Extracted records
__________
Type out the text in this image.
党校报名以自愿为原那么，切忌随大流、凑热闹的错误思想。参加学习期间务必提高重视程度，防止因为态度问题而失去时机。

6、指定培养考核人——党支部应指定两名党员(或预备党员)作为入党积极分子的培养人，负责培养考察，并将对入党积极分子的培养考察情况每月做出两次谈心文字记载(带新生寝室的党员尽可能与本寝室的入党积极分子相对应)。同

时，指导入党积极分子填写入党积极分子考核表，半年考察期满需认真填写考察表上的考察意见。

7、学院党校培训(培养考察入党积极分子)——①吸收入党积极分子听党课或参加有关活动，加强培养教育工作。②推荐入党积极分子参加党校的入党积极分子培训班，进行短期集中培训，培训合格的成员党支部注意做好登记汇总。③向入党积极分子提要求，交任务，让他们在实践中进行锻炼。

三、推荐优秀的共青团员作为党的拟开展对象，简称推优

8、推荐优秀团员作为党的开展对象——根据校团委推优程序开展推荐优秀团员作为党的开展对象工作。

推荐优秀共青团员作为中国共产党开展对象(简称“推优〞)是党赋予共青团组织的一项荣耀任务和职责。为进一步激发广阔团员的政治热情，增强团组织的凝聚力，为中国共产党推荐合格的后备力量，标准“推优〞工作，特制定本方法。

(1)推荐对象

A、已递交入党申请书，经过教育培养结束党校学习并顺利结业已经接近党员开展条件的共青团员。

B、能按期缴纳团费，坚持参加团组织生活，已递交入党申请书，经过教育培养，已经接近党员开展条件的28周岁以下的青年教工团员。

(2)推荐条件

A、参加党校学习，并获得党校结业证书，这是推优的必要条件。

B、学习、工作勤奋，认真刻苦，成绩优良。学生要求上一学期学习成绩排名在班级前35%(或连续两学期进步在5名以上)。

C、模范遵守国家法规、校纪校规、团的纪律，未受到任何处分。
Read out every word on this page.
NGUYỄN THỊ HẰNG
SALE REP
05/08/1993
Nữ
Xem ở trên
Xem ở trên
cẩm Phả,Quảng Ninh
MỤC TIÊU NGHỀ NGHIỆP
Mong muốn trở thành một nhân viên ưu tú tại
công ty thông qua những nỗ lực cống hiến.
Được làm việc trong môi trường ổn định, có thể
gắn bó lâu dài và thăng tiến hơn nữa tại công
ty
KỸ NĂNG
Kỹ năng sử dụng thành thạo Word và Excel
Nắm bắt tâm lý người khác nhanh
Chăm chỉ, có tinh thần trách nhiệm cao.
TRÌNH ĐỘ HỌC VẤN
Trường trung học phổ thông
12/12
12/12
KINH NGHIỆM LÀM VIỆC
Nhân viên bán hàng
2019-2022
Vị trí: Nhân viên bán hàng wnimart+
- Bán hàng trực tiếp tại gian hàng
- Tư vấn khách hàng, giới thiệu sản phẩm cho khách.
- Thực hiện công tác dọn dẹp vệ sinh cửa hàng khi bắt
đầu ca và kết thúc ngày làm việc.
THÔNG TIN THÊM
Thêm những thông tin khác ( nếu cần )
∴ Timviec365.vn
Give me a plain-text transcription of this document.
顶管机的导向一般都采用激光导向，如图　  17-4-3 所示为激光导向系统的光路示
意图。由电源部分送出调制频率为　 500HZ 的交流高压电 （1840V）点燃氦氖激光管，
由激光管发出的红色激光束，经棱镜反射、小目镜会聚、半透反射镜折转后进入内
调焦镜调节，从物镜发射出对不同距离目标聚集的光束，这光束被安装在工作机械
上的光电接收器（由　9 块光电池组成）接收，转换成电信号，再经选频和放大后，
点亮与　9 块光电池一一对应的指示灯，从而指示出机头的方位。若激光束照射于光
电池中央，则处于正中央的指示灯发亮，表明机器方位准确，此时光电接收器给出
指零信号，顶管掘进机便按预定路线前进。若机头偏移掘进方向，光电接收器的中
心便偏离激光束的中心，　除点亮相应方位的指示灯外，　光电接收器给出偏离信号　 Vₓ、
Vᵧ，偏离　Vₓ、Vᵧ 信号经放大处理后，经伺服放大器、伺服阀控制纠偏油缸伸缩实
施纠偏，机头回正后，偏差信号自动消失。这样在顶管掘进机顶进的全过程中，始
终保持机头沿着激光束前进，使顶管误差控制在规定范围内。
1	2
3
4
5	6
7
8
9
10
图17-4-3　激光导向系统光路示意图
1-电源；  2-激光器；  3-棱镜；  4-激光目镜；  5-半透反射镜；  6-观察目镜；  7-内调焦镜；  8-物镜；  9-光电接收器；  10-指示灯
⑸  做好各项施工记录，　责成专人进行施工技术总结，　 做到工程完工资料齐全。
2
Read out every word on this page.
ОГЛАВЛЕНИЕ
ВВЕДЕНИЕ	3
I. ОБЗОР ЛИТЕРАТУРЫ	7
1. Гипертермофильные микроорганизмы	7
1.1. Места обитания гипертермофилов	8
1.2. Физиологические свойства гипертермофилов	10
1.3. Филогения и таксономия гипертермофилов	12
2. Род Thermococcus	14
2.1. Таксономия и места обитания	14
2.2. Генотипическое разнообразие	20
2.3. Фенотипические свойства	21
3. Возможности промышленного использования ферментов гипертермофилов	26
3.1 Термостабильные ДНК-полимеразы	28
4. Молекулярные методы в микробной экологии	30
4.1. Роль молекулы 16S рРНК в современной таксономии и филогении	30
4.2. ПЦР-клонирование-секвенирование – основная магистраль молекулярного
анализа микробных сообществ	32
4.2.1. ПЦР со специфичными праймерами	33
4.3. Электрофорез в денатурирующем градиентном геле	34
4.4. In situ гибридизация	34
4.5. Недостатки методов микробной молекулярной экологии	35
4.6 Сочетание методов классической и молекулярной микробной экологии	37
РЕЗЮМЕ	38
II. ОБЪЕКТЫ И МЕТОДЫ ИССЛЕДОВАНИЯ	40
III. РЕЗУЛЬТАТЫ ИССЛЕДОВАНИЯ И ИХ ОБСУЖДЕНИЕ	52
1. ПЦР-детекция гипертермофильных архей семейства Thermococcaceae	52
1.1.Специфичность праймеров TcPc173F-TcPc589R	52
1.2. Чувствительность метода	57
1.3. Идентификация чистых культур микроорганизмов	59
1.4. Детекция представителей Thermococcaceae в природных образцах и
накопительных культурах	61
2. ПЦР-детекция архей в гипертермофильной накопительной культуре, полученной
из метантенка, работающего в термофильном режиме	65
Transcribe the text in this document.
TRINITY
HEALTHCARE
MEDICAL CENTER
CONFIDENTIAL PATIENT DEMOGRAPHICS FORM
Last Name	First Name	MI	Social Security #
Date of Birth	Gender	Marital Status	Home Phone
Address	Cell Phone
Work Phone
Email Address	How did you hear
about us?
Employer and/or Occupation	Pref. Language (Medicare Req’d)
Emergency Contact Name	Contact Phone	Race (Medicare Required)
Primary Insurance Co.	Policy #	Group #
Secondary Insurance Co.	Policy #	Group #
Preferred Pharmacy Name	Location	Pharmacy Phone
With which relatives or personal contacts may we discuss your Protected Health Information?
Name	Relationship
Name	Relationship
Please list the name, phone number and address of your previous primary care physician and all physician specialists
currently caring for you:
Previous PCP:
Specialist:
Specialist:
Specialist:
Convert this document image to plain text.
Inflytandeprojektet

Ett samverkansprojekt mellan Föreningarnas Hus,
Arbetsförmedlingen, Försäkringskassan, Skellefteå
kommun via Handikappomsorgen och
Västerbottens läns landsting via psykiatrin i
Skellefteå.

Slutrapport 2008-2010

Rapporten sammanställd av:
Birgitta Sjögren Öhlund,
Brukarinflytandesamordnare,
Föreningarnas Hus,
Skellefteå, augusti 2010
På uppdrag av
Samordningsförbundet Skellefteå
__________
REQUIRED WORK =
Every entry must be output again, exactly as written above.

OUTPUT FOR THIS TASK =
Type out the text in this image.
党校报名以自愿为原那么，切忌随大流、凑热闹的错误思想。参加学习期间务必提高重视程度，防止因为态度问题而失去时机。

6、指定培养考核人——党支部应指定两名党员(或预备党员)作为入党积极分子的培养人，负责培养考察，并将对入党积极分子的培养考察情况每月做出两次谈心文字记载(带新生寝室的党员尽可能与本寝室的入党积极分子相对应)。同

时，指导入党积极分子填写入党积极分子考核表，半年考察期满需认真填写考察表上的考察意见。

7、学院党校培训(培养考察入党积极分子)——①吸收入党积极分子听党课或参加有关活动，加强培养教育工作。②推荐入党积极分子参加党校的入党积极分子培训班，进行短期集中培训，培训合格的成员党支部注意做好登记汇总。③向入党积极分子提要求，交任务，让他们在实践中进行锻炼。

三、推荐优秀的共青团员作为党的拟开展对象，简称推优

8、推荐优秀团员作为党的开展对象——根据校团委推优程序开展推荐优秀团员作为党的开展对象工作。

推荐优秀共青团员作为中国共产党开展对象(简称“推优〞)是党赋予共青团组织的一项荣耀任务和职责。为进一步激发广阔团员的政治热情，增强团组织的凝聚力，为中国共产党推荐合格的后备力量，标准“推优〞工作，特制定本方法。

(1)推荐对象

A、已递交入党申请书，经过教育培养结束党校学习并顺利结业已经接近党员开展条件的共青团员。

B、能按期缴纳团费，坚持参加团组织生活，已递交入党申请书，经过教育培养，已经接近党员开展条件的28周岁以下的青年教工团员。

(2)推荐条件

A、参加党校学习，并获得党校结业证书，这是推优的必要条件。

B、学习、工作勤奋，认真刻苦，成绩优良。学生要求上一学期学习成绩排名在班级前35%(或连续两学期进步在5名以上)。

C、模范遵守国家法规、校纪校规、团的纪律，未受到任何处分。
Read out every word on this page.
NGUYỄN THỊ HẰNG
SALE REP
05/08/1993
Nữ
Xem ở trên
Xem ở trên
cẩm Phả,Quảng Ninh
MỤC TIÊU NGHỀ NGHIỆP
Mong muốn trở thành một nhân viên ưu tú tại
công ty thông qua những nỗ lực cống hiến.
Được làm việc trong môi trường ổn định, có thể
gắn bó lâu dài và thăng tiến hơn nữa tại công
ty
KỸ NĂNG
Kỹ năng sử dụng thành thạo Word và Excel
Nắm bắt tâm lý người khác nhanh
Chăm chỉ, có tinh thần trách nhiệm cao.
TRÌNH ĐỘ HỌC VẤN
Trường trung học phổ thông
12/12
12/12
KINH NGHIỆM LÀM VIỆC
Nhân viên bán hàng
2019-2022
Vị trí: Nhân viên bán hàng wnimart+
- Bán hàng trực tiếp tại gian hàng
- Tư vấn khách hàng, giới thiệu sản phẩm cho khách.
- Thực hiện công tác dọn dẹp vệ sinh cửa hàng khi bắt
đầu ca và kết thúc ngày làm việc.
THÔNG TIN THÊM
Thêm những thông tin khác ( nếu cần )
∴ Timviec365.vn
Give me a plain-text transcription of this document.
顶管机的导向一般都采用激光导向，如图　  17-4-3 所示为激光导向系统的光路示
意图。由电源部分送出调制频率为　 500HZ 的交流高压电 （1840V）点燃氦氖激光管，
由激光管发出的红色激光束，经棱镜反射、小目镜会聚、半透反射镜折转后进入内
调焦镜调节，从物镜发射出对不同距离目标聚集的光束，这光束被安装在工作机械
上的光电接收器（由　9 块光电池组成）接收，转换成电信号，再经选频和放大后，
点亮与　9 块光电池一一对应的指示灯，从而指示出机头的方位。若激光束照射于光
电池中央，则处于正中央的指示灯发亮，表明机器方位准确，此时光电接收器给出
指零信号，顶管掘进机便按预定路线前进。若机头偏移掘进方向，光电接收器的中
心便偏离激光束的中心，　除点亮相应方位的指示灯外，　光电接收器给出偏离信号　 Vₓ、
Vᵧ，偏离　Vₓ、Vᵧ 信号经放大处理后，经伺服放大器、伺服阀控制纠偏油缸伸缩实
施纠偏，机头回正后，偏差信号自动消失。这样在顶管掘进机顶进的全过程中，始
终保持机头沿着激光束前进，使顶管误差控制在规定范围内。
1	2
3
4
5	6
7
8
9
10
图17-4-3　激光导向系统光路示意图
1-电源；  2-激光器；  3-棱镜；  4-激光目镜；  5-半透反射镜；  6-观察目镜；  7-内调焦镜；  8-物镜；  9-光电接收器；  10-指示灯
⑸  做好各项施工记录，　责成专人进行施工技术总结，　 做到工程完工资料齐全。
2
Read out every word on this page.
ОГЛАВЛЕНИЕ
ВВЕДЕНИЕ	3
I. ОБЗОР ЛИТЕРАТУРЫ	7
1. Гипертермофильные микроорганизмы	7
1.1. Места обитания гипертермофилов	8
1.2. Физиологические свойства гипертермофилов	10
1.3. Филогения и таксономия гипертермофилов	12
2. Род Thermococcus	14
2.1. Таксономия и места обитания	14
2.2. Генотипическое разнообразие	20
2.3. Фенотипические свойства	21
3. Возможности промышленного использования ферментов гипертермофилов	26
3.1 Термостабильные ДНК-полимеразы	28
4. Молекулярные методы в микробной экологии	30
4.1. Роль молекулы 16S рРНК в современной таксономии и филогении	30
4.2. ПЦР-клонирование-секвенирование – основная магистраль молекулярного
анализа микробных сообществ	32
4.2.1. ПЦР со специфичными праймерами	33
4.3. Электрофорез в денатурирующем градиентном геле	34
4.4. In situ гибридизация	34
4.5. Недостатки методов микробной молекулярной экологии	35
4.6 Сочетание методов классической и молекулярной микробной экологии	37
РЕЗЮМЕ	38
II. ОБЪЕКТЫ И МЕТОДЫ ИССЛЕДОВАНИЯ	40
III. РЕЗУЛЬТАТЫ ИССЛЕДОВАНИЯ И ИХ ОБСУЖДЕНИЕ	52
1. ПЦР-детекция гипертермофильных архей семейства Thermococcaceae	52
1.1.Специфичность праймеров TcPc173F-TcPc589R	52
1.2. Чувствительность метода	57
1.3. Идентификация чистых культур микроорганизмов	59
1.4. Детекция представителей Thermococcaceae в природных образцах и
накопительных культурах	61
2. ПЦР-детекция архей в гипертермофильной накопительной культуре, полученной
из метантенка, работающего в термофильном режиме	65
Transcribe the text in this document.
TRINITY
HEALTHCARE
MEDICAL CENTER
CONFIDENTIAL PATIENT DEMOGRAPHICS FORM
Last Name	First Name	MI	Social Security #
Date of Birth	Gender	Marital Status	Home Phone
Address	Cell Phone
Work Phone
Email Address	How did you hear
about us?
Employer and/or Occupation	Pref. Language (Medicare Req’d)
Emergency Contact Name	Contact Phone	Race (Medicare Required)
Primary Insurance Co.	Policy #	Group #
Secondary Insurance Co.	Policy #	Group #
Preferred Pharmacy Name	Location	Pharmacy Phone
With which relatives or personal contacts may we discuss your Protected Health Information?
Name	Relationship
Name	Relationship
Please list the name, phone number and address of your previous primary care physician and all physician specialists
currently caring for you:
Previous PCP:
Specialist:
Specialist:
Specialist:
Convert this document image to plain text.
Inflytandeprojektet

Ett samverkansprojekt mellan Föreningarnas Hus,
Arbetsförmedlingen, Försäkringskassan, Skellefteå
kommun via Handikappomsorgen och
Västerbottens läns landsting via psykiatrin i
Skellefteå.

Slutrapport 2008-2010

Rapporten sammanställd av:
Birgitta Sjögren Öhlund,
Brukarinflytandesamordnare,
Föreningarnas Hus,
Skellefteå, augusti 2010
På uppdrag av
Samordningsförbundet Skellefteå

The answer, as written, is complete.